* **Extract to read**
-- BEGIN --
The solution may lie in a calibrated framework. First, contractual timelines under institutional rules should be treated as binding unless both parties consent to their relaxation. Second, any extension by the tribunal should require written reasons demonstrating exceptional circumstances rather than routine convenience. Third, judicial review must be reserved for cases involving perversity, bad faith, or violation of natural justice, not mere procedural delays. Such a framework would harmonise party autonomy, procedural efficiency, and substantive justice.

FAQs

  1. What are the prescribed timelines under the Arbitration and Conciliation Act, 1996?

    The Arbitration and Conciliation Act, 1996 does not prescribe rigid timelines for filing pleadings. Under Section 23, parties enjoy full autonomy to fix their own schedule for submitting the Statement of Claim and Statement of Defence. Where institutional arbitration is chosen, the timelines under those institutional rules become binding. To prevent misuse, Section 25(b) empowers the tribunal to forfeit a respondent’s right to file its defence if it defaults without sufficient cause. While procedural timelines remain flexible, Section 29A imposes a statutory outer limit an arbitral award must be made within 12 months from the completion of pleadings, extendable by six months with party consent, and thereafter only with court approval.

  2. What is the significance of party autonomy in arbitration proceedings?
-- END --
* **Given information**
-- BEGIN --
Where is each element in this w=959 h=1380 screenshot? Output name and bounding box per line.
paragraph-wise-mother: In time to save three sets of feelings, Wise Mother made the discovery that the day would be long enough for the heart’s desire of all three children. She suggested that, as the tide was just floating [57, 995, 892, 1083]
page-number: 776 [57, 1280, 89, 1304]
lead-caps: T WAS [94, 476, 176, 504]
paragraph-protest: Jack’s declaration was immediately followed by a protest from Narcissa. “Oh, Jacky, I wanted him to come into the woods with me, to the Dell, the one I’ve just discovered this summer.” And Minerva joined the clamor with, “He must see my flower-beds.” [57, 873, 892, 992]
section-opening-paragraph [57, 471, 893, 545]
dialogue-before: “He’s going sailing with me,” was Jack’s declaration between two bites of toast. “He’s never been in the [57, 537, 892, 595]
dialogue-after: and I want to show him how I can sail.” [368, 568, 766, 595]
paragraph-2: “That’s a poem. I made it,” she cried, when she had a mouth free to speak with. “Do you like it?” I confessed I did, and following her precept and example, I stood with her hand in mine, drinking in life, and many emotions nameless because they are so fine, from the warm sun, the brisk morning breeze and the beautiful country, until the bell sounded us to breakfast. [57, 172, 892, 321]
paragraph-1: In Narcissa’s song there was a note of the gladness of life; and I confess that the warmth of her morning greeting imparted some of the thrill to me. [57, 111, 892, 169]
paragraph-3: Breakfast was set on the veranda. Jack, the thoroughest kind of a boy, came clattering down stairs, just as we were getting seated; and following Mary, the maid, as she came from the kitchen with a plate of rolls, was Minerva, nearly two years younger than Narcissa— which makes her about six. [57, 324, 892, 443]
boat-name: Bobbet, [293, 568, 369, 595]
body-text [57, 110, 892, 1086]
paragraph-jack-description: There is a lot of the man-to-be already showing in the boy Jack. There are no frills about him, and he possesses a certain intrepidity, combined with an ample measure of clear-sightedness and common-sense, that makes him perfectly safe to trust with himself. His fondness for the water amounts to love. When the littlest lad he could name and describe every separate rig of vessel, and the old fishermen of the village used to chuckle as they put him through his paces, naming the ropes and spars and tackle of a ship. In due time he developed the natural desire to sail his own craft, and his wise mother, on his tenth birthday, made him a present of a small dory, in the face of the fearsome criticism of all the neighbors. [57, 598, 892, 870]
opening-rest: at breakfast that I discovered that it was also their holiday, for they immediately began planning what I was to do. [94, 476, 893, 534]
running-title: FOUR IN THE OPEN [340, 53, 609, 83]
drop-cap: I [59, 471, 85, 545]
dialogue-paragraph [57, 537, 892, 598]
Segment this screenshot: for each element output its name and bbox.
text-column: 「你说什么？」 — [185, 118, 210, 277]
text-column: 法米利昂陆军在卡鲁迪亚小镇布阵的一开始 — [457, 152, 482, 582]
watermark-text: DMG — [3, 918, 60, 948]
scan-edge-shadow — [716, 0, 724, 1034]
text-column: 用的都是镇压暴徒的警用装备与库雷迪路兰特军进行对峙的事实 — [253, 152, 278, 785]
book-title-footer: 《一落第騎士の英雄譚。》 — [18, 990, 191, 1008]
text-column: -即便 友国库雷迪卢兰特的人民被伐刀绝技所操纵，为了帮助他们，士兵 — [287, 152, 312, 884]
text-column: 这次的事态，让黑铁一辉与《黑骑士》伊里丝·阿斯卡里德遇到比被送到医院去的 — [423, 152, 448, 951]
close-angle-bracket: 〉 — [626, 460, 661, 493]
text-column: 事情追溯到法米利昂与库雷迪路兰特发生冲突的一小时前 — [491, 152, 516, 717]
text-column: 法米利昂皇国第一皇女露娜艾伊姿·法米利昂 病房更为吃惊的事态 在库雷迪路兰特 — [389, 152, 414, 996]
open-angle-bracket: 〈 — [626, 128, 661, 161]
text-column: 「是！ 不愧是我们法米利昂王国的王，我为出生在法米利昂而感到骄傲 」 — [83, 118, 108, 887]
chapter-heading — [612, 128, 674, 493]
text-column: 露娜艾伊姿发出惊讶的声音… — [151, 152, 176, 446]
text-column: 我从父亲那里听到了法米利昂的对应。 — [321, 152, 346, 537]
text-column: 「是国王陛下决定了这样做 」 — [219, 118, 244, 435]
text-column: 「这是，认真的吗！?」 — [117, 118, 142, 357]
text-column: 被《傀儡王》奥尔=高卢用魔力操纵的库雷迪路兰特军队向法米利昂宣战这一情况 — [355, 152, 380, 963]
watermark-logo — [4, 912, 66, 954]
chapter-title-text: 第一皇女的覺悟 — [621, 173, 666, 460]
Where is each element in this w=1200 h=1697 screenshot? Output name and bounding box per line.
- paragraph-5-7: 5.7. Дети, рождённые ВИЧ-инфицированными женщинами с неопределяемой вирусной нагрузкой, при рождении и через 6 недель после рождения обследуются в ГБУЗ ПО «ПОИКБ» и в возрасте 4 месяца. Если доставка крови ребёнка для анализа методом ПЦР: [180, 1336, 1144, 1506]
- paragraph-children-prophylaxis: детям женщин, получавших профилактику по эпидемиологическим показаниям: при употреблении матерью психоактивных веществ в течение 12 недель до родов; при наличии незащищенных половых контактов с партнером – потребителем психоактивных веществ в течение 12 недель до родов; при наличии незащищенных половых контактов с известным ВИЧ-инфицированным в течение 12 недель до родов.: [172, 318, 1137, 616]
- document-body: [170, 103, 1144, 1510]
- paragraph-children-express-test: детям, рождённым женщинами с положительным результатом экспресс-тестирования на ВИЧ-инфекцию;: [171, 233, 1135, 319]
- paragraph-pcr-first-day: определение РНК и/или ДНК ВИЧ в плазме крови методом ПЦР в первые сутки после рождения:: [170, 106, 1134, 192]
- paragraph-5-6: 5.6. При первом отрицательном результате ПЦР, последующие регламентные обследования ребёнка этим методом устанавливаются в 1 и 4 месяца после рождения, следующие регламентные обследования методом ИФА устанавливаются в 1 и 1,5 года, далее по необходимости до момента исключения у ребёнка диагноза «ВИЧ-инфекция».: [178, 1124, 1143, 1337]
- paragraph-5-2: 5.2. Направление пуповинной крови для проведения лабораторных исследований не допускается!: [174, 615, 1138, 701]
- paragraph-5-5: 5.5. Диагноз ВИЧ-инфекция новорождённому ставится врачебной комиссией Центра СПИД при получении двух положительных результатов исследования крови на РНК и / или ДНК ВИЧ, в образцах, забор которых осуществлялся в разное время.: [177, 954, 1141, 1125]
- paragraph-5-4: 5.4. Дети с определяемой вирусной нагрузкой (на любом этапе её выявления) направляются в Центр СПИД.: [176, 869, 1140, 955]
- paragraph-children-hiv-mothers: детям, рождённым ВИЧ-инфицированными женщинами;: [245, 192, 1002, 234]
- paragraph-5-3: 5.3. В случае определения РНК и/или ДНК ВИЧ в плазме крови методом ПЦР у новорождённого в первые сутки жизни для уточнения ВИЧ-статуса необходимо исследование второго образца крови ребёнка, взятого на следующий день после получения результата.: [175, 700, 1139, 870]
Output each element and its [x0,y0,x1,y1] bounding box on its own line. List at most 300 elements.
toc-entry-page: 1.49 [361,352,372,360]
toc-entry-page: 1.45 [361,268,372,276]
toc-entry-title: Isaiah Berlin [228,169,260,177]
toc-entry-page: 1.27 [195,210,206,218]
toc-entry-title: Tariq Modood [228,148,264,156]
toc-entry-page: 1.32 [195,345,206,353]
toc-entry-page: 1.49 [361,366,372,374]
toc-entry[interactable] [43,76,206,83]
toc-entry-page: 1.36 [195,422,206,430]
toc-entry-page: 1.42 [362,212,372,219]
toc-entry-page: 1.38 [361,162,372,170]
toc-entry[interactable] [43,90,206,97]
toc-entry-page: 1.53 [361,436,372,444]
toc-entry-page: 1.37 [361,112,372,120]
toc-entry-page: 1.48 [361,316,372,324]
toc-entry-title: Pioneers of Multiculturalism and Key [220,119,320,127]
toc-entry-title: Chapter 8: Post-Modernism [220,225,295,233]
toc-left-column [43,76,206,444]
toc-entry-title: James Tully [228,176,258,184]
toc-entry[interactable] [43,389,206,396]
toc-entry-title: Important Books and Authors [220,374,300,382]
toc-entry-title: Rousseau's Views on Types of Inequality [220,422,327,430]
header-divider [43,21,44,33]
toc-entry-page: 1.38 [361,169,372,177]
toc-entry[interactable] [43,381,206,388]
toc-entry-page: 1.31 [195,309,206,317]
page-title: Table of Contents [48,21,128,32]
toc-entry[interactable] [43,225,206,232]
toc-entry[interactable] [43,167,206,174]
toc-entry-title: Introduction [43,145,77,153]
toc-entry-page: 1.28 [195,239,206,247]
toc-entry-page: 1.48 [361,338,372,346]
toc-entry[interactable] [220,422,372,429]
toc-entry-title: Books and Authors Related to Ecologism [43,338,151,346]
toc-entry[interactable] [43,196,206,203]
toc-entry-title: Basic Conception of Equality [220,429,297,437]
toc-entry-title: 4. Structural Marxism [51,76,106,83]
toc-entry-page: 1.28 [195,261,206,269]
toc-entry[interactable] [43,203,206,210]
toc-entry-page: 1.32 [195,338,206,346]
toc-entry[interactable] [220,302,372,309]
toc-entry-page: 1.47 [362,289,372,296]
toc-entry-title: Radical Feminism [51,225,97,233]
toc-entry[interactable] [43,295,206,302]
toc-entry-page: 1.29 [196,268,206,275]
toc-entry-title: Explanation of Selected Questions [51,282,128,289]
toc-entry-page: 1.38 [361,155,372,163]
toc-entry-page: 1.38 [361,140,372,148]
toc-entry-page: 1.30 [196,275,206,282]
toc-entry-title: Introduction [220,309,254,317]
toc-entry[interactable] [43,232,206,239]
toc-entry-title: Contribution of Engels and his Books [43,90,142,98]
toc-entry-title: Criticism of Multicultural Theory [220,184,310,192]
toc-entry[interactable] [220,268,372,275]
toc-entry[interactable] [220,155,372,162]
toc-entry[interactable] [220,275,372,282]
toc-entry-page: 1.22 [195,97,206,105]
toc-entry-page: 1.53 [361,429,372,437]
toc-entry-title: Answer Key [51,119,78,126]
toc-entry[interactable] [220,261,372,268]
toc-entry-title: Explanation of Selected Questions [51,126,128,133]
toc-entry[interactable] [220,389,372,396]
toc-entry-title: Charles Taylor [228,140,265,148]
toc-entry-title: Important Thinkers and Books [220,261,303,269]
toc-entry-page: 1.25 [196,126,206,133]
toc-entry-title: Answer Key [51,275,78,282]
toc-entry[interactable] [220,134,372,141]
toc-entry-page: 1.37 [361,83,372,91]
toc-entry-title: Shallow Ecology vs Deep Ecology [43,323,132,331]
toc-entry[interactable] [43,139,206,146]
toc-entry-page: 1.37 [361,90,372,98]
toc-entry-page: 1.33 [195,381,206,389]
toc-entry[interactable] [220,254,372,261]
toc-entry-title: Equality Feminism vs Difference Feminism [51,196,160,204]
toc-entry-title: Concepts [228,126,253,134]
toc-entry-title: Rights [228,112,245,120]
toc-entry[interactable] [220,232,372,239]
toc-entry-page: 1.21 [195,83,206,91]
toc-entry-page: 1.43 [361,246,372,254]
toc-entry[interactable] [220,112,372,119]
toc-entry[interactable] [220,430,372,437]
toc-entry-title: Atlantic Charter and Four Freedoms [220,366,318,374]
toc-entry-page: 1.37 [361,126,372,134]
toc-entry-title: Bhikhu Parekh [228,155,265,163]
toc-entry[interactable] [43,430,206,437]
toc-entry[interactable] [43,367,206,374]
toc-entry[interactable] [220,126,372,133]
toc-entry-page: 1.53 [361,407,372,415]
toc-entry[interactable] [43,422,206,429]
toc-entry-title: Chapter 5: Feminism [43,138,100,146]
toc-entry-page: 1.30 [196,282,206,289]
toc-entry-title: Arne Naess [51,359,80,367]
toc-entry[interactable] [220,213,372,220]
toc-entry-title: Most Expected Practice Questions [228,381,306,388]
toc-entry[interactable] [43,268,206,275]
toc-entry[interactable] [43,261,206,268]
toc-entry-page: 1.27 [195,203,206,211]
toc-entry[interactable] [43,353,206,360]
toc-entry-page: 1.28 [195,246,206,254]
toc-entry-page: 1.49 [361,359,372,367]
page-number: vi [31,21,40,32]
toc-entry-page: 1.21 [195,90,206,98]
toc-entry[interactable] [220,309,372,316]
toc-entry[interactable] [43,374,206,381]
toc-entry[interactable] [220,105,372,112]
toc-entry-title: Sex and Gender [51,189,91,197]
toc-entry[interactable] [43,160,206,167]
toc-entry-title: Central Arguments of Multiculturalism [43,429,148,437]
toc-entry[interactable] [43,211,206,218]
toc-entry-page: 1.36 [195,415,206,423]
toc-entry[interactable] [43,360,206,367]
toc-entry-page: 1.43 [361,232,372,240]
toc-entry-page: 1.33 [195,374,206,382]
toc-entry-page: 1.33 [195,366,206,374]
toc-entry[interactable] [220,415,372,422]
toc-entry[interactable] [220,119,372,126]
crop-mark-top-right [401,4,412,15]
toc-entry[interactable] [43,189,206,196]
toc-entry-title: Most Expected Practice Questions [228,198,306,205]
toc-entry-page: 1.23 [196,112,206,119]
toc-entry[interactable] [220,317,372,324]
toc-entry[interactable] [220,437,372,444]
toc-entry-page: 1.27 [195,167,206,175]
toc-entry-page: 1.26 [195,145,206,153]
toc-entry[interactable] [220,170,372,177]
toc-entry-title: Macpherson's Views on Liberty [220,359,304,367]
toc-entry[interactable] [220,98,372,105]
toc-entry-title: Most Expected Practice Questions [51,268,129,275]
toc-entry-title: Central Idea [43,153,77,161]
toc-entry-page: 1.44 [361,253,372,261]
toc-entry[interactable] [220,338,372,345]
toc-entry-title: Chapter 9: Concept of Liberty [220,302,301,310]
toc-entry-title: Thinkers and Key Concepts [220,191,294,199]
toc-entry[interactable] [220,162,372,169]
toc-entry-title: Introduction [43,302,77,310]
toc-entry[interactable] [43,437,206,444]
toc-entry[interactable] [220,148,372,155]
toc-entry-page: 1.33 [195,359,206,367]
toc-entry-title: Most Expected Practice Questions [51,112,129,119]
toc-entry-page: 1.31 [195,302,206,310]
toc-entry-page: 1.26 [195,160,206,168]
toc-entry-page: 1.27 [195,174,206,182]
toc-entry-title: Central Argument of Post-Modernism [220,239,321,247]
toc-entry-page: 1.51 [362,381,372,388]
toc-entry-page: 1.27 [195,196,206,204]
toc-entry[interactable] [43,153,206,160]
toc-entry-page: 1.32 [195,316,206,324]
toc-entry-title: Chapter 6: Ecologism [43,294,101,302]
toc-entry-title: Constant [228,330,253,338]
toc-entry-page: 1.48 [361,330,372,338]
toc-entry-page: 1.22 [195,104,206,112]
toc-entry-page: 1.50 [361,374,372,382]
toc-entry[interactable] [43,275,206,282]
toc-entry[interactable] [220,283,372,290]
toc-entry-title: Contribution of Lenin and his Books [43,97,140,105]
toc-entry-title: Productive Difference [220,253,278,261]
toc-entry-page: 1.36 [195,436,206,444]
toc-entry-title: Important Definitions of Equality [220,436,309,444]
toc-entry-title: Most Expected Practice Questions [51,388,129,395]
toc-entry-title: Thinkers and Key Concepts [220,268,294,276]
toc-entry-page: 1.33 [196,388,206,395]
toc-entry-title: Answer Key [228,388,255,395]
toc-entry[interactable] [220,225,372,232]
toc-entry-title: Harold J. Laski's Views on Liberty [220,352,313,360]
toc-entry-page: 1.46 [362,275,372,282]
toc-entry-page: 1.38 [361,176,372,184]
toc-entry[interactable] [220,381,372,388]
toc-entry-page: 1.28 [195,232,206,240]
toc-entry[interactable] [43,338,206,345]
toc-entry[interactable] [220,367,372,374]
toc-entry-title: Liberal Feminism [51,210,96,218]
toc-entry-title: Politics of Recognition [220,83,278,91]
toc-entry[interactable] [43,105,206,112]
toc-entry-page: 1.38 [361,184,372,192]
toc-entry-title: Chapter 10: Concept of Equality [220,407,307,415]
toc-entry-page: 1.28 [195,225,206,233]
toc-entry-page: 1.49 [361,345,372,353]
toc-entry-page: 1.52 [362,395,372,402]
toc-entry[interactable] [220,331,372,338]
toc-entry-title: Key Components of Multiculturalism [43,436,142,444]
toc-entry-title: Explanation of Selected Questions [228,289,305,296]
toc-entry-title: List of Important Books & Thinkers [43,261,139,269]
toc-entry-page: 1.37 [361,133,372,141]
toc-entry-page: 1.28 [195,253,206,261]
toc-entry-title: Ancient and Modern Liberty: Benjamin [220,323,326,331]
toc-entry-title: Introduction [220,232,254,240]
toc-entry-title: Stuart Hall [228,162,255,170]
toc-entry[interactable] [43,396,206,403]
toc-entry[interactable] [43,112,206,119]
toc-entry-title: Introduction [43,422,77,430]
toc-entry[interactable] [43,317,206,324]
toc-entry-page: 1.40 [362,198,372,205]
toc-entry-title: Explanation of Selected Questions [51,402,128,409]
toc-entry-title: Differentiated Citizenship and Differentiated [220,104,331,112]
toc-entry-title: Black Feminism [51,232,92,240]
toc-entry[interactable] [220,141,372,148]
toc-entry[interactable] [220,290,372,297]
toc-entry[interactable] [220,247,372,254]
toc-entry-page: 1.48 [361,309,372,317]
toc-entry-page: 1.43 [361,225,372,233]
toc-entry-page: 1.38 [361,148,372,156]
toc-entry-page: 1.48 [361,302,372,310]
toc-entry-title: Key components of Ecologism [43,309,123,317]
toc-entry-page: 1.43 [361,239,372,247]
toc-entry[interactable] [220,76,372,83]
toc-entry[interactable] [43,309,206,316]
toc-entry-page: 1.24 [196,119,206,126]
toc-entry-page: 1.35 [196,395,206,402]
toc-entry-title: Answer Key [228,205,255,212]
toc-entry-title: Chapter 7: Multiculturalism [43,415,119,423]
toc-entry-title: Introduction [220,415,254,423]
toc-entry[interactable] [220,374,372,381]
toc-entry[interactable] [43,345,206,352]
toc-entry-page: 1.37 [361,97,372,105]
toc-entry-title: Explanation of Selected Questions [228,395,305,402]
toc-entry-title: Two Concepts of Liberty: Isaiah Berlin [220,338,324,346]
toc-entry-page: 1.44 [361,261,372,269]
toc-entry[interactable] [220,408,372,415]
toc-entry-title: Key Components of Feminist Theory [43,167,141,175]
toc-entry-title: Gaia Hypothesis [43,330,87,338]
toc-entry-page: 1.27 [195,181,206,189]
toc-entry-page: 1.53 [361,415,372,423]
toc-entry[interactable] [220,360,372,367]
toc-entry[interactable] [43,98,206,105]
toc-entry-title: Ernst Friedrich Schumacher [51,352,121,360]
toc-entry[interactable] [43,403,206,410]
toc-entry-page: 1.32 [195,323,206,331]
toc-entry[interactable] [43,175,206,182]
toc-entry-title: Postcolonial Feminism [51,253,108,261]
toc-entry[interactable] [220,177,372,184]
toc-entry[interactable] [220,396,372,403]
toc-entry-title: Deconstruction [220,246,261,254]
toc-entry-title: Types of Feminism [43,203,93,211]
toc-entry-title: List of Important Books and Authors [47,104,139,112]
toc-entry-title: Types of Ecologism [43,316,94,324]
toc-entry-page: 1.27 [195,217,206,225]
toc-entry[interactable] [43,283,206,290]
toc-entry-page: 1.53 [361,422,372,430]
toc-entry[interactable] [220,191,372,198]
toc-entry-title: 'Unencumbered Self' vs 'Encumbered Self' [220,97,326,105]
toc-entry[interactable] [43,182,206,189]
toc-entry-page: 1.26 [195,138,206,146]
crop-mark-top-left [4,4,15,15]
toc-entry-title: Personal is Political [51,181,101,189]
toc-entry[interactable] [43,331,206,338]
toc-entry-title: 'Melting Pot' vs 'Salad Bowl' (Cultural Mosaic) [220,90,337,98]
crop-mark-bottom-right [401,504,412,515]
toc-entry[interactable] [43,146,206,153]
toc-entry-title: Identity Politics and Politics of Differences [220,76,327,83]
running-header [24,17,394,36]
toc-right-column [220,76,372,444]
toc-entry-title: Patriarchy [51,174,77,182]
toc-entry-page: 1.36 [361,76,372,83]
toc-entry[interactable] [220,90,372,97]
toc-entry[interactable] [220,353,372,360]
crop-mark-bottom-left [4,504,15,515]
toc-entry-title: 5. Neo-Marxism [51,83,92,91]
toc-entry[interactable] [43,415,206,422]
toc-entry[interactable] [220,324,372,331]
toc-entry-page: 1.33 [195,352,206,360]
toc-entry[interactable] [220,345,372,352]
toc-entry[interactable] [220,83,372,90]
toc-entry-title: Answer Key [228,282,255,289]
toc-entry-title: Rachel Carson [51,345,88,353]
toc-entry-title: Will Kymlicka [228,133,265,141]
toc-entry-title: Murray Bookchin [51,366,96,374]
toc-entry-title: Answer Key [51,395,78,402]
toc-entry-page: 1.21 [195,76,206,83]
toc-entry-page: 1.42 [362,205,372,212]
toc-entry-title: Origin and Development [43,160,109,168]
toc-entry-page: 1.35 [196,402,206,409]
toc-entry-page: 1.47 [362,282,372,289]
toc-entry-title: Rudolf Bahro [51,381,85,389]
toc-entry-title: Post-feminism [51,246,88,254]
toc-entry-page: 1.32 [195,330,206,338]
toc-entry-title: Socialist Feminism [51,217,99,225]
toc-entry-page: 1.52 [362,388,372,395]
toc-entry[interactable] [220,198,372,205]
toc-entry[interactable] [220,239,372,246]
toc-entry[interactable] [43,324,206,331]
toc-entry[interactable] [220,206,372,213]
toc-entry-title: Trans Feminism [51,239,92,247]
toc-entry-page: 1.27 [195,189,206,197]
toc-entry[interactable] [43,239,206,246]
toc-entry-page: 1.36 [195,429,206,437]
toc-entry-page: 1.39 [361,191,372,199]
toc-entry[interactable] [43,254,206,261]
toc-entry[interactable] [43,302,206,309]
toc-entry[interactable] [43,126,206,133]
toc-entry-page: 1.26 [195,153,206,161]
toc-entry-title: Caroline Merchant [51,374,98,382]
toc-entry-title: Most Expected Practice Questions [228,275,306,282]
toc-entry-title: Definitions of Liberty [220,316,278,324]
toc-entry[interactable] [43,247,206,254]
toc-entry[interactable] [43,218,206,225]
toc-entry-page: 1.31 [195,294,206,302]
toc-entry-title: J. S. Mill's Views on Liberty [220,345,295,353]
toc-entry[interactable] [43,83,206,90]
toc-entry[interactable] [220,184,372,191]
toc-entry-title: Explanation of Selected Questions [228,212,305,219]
-- END --
* **Set of tasks**
[A] Reproduce word for word the stretch of the arbitration extract from "The Arbitration and Conciliation Act, 1996 does" through "in arbitration proceedings?".
[B] State whether each statement agrees with the arbitration extract, answering yes or no and quoting the words of the extract that decide it: (i) The Arbitration and Conciliation Act, 1996 prescribes rigid timelines for filing pleadings. (ii) Section 25(b) allows the tribunal to forfeit a respondent's right to file its defence if it defaults without sufficient cause. (iii) Under the proposed framework, judicial review would extend to mere procedural delays.
[C] According to the arbitration extract, within what period from the completion of pleadings must an arbitral award be made under Section 29A?
The listing plays no part in what is asked here.

* **Solutions by task**
[A]
The Arbitration and Conciliation Act, 1996 does not prescribe rigid timelines for filing pleadings. Under Section 23, parties enjoy full autonomy to fix their own schedule for submitting the Statement of Claim and Statement of Defence. Where institutional arbitration is chosen, the timelines under those institutional rules become binding. To prevent misuse, Section 25(b) empowers the tribunal to forfeit a respondent’s right to file its defence if it defaults without sufficient cause. While procedural timelines remain flexible, Section 29A imposes a statutory outer limit an arbitral award must be made within 12 months from the completion of pleadings, extendable by six months with party consent, and thereafter only with court approval.

  2. What is the significance of party autonomy in arbitration proceedings?

[B]
(i) No: "The Arbitration and Conciliation Act, 1996 does not prescribe rigid timelines for filing pleadings."
(ii) Yes: "Section 25(b) empowers the tribunal to forfeit a respondent’s right to file its defence if it defaults without sufficient cause."
(iii) No: "judicial review must be reserved for cases involving perversity, bad faith, or violation of natural justice, not mere procedural delays."

[C] Within 12 months from the completion of pleadings.